Task goal: Reproduce the listing exactly, with no pictures in your copy.

Data to process:

----

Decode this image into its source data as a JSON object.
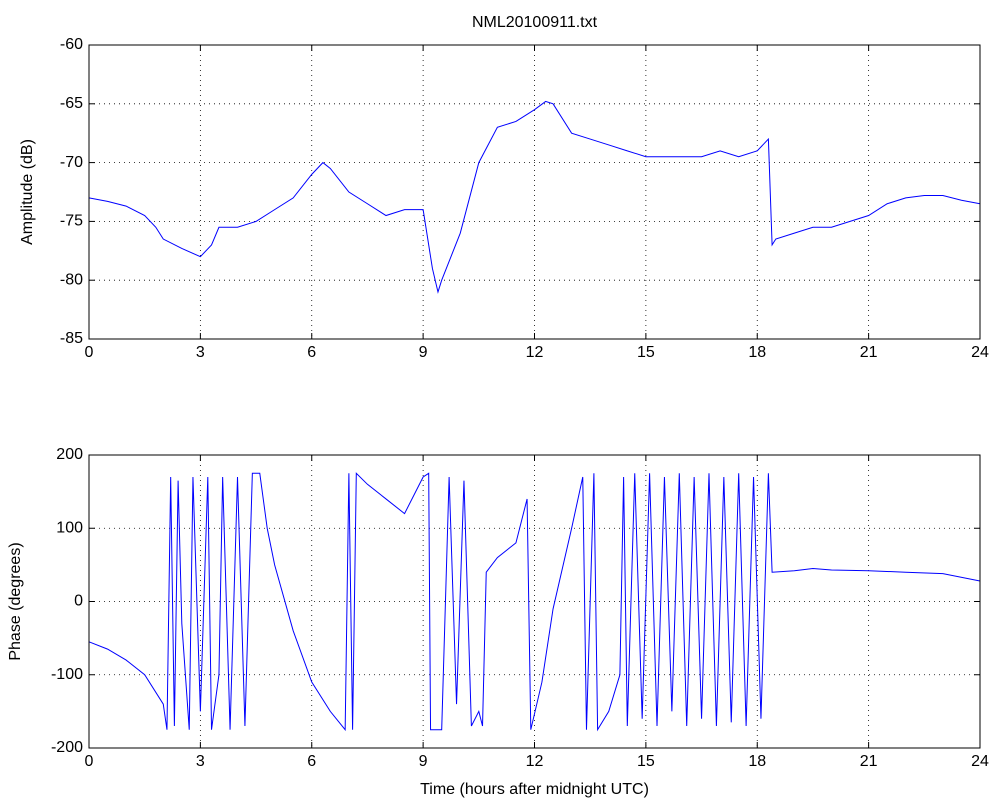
{
  "chart_data": [
    {
      "type": "line",
      "title": "NML20100911.txt",
      "y_label": "Amplitude (dB)",
      "xlim": [
        0,
        24
      ],
      "xticks": [
        0,
        3,
        6,
        9,
        12,
        15,
        18,
        21,
        24
      ],
      "ylim": [
        -85,
        -60
      ],
      "yticks": [
        -85,
        -80,
        -75,
        -70,
        -65,
        -60
      ],
      "grid": true,
      "x": [
        0,
        0.5,
        1,
        1.5,
        1.8,
        2,
        2.5,
        3,
        3.3,
        3.5,
        4,
        4.5,
        5,
        5.5,
        6,
        6.3,
        6.5,
        7,
        7.5,
        8,
        8.5,
        9,
        9.25,
        9.4,
        9.5,
        10,
        10.5,
        11,
        11.5,
        12,
        12.3,
        12.5,
        13,
        13.5,
        14,
        14.5,
        15,
        15.5,
        16,
        16.5,
        17,
        17.5,
        18,
        18.3,
        18.4,
        18.5,
        19,
        19.5,
        20,
        20.5,
        21,
        21.5,
        22,
        22.5,
        23,
        23.5,
        24
      ],
      "series": [
        {
          "color": "#0000ff",
          "values": [
            -73,
            -73.3,
            -73.7,
            -74.5,
            -75.5,
            -76.5,
            -77.3,
            -78,
            -77,
            -75.5,
            -75.5,
            -75,
            -74,
            -73,
            -71,
            -70,
            -70.5,
            -72.5,
            -73.5,
            -74.5,
            -74,
            -74,
            -79,
            -81,
            -80,
            -76,
            -70,
            -67,
            -66.5,
            -65.5,
            -64.8,
            -65,
            -67.5,
            -68,
            -68.5,
            -69,
            -69.5,
            -69.5,
            -69.5,
            -69.5,
            -69,
            -69.5,
            -69,
            -68,
            -77,
            -76.5,
            -76,
            -75.5,
            -75.5,
            -75,
            -74.5,
            -73.5,
            -73,
            -72.8,
            -72.8,
            -73.2,
            -73.5
          ]
        }
      ]
    },
    {
      "type": "line",
      "x_label": "Time (hours after midnight UTC)",
      "y_label": "Phase (degrees)",
      "xlim": [
        0,
        24
      ],
      "xticks": [
        0,
        3,
        6,
        9,
        12,
        15,
        18,
        21,
        24
      ],
      "ylim": [
        -200,
        200
      ],
      "yticks": [
        -200,
        -100,
        0,
        100,
        200
      ],
      "grid": true,
      "x": [
        0,
        0.5,
        1,
        1.5,
        2,
        2.1,
        2.2,
        2.3,
        2.4,
        2.5,
        2.7,
        2.8,
        3.0,
        3.2,
        3.3,
        3.5,
        3.6,
        3.8,
        4.0,
        4.2,
        4.4,
        4.6,
        4.8,
        5.0,
        5.5,
        6,
        6.5,
        6.9,
        7.0,
        7.1,
        7.2,
        7.5,
        8,
        8.5,
        9,
        9.15,
        9.2,
        9.5,
        9.7,
        9.9,
        10.1,
        10.3,
        10.5,
        10.6,
        10.7,
        11,
        11.5,
        11.8,
        11.9,
        12.2,
        12.5,
        13,
        13.3,
        13.4,
        13.6,
        13.7,
        14,
        14.3,
        14.4,
        14.5,
        14.7,
        14.9,
        15.1,
        15.3,
        15.5,
        15.7,
        15.9,
        16.1,
        16.3,
        16.5,
        16.7,
        16.9,
        17.1,
        17.3,
        17.5,
        17.7,
        17.9,
        18.1,
        18.3,
        18.4,
        19,
        19.5,
        20,
        21,
        22,
        23,
        24
      ],
      "series": [
        {
          "color": "#0000ff",
          "values": [
            -55,
            -65,
            -80,
            -100,
            -140,
            -175,
            170,
            -170,
            165,
            -30,
            -175,
            170,
            -150,
            170,
            -175,
            -100,
            170,
            -175,
            170,
            -170,
            175,
            175,
            100,
            50,
            -40,
            -110,
            -150,
            -175,
            175,
            -175,
            175,
            160,
            140,
            120,
            170,
            175,
            -175,
            -175,
            170,
            -140,
            165,
            -170,
            -150,
            -170,
            40,
            60,
            80,
            140,
            -175,
            -110,
            -10,
            100,
            170,
            -175,
            175,
            -175,
            -150,
            -100,
            170,
            -170,
            175,
            -160,
            175,
            -170,
            170,
            -150,
            175,
            -170,
            170,
            -160,
            175,
            -170,
            170,
            -165,
            175,
            -170,
            170,
            -160,
            175,
            40,
            42,
            45,
            43,
            42,
            40,
            38,
            28
          ]
        }
      ]
    }
  ]
}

----

Complete output:
Decode this image into its source data as a JSON object.
{
  "chart_data": [
    {
      "type": "line",
      "title": "NML20100911.txt",
      "y_label": "Amplitude (dB)",
      "xlim": [
        0,
        24
      ],
      "xticks": [
        0,
        3,
        6,
        9,
        12,
        15,
        18,
        21,
        24
      ],
      "ylim": [
        -85,
        -60
      ],
      "yticks": [
        -85,
        -80,
        -75,
        -70,
        -65,
        -60
      ],
      "grid": true,
      "x": [
        0,
        0.5,
        1,
        1.5,
        1.8,
        2,
        2.5,
        3,
        3.3,
        3.5,
        4,
        4.5,
        5,
        5.5,
        6,
        6.3,
        6.5,
        7,
        7.5,
        8,
        8.5,
        9,
        9.25,
        9.4,
        9.5,
        10,
        10.5,
        11,
        11.5,
        12,
        12.3,
        12.5,
        13,
        13.5,
        14,
        14.5,
        15,
        15.5,
        16,
        16.5,
        17,
        17.5,
        18,
        18.3,
        18.4,
        18.5,
        19,
        19.5,
        20,
        20.5,
        21,
        21.5,
        22,
        22.5,
        23,
        23.5,
        24
      ],
      "series": [
        {
          "color": "#0000ff",
          "values": [
            -73,
            -73.3,
            -73.7,
            -74.5,
            -75.5,
            -76.5,
            -77.3,
            -78,
            -77,
            -75.5,
            -75.5,
            -75,
            -74,
            -73,
            -71,
            -70,
            -70.5,
            -72.5,
            -73.5,
            -74.5,
            -74,
            -74,
            -79,
            -81,
            -80,
            -76,
            -70,
            -67,
            -66.5,
            -65.5,
            -64.8,
            -65,
            -67.5,
            -68,
            -68.5,
            -69,
            -69.5,
            -69.5,
            -69.5,
            -69.5,
            -69,
            -69.5,
            -69,
            -68,
            -77,
            -76.5,
            -76,
            -75.5,
            -75.5,
            -75,
            -74.5,
            -73.5,
            -73,
            -72.8,
            -72.8,
            -73.2,
            -73.5
          ]
        }
      ]
    },
    {
      "type": "line",
      "x_label": "Time (hours after midnight UTC)",
      "y_label": "Phase (degrees)",
      "xlim": [
        0,
        24
      ],
      "xticks": [
        0,
        3,
        6,
        9,
        12,
        15,
        18,
        21,
        24
      ],
      "ylim": [
        -200,
        200
      ],
      "yticks": [
        -200,
        -100,
        0,
        100,
        200
      ],
      "grid": true,
      "x": [
        0,
        0.5,
        1,
        1.5,
        2,
        2.1,
        2.2,
        2.3,
        2.4,
        2.5,
        2.7,
        2.8,
        3.0,
        3.2,
        3.3,
        3.5,
        3.6,
        3.8,
        4.0,
        4.2,
        4.4,
        4.6,
        4.8,
        5.0,
        5.5,
        6,
        6.5,
        6.9,
        7.0,
        7.1,
        7.2,
        7.5,
        8,
        8.5,
        9,
        9.15,
        9.2,
        9.5,
        9.7,
        9.9,
        10.1,
        10.3,
        10.5,
        10.6,
        10.7,
        11,
        11.5,
        11.8,
        11.9,
        12.2,
        12.5,
        13,
        13.3,
        13.4,
        13.6,
        13.7,
        14,
        14.3,
        14.4,
        14.5,
        14.7,
        14.9,
        15.1,
        15.3,
        15.5,
        15.7,
        15.9,
        16.1,
        16.3,
        16.5,
        16.7,
        16.9,
        17.1,
        17.3,
        17.5,
        17.7,
        17.9,
        18.1,
        18.3,
        18.4,
        19,
        19.5,
        20,
        21,
        22,
        23,
        24
      ],
      "series": [
        {
          "color": "#0000ff",
          "values": [
            -55,
            -65,
            -80,
            -100,
            -140,
            -175,
            170,
            -170,
            165,
            -30,
            -175,
            170,
            -150,
            170,
            -175,
            -100,
            170,
            -175,
            170,
            -170,
            175,
            175,
            100,
            50,
            -40,
            -110,
            -150,
            -175,
            175,
            -175,
            175,
            160,
            140,
            120,
            170,
            175,
            -175,
            -175,
            170,
            -140,
            165,
            -170,
            -150,
            -170,
            40,
            60,
            80,
            140,
            -175,
            -110,
            -10,
            100,
            170,
            -175,
            175,
            -175,
            -150,
            -100,
            170,
            -170,
            175,
            -160,
            175,
            -170,
            170,
            -150,
            175,
            -170,
            170,
            -160,
            175,
            -170,
            170,
            -165,
            175,
            -170,
            170,
            -160,
            175,
            40,
            42,
            45,
            43,
            42,
            40,
            38,
            28
          ]
        }
      ]
    }
  ]
}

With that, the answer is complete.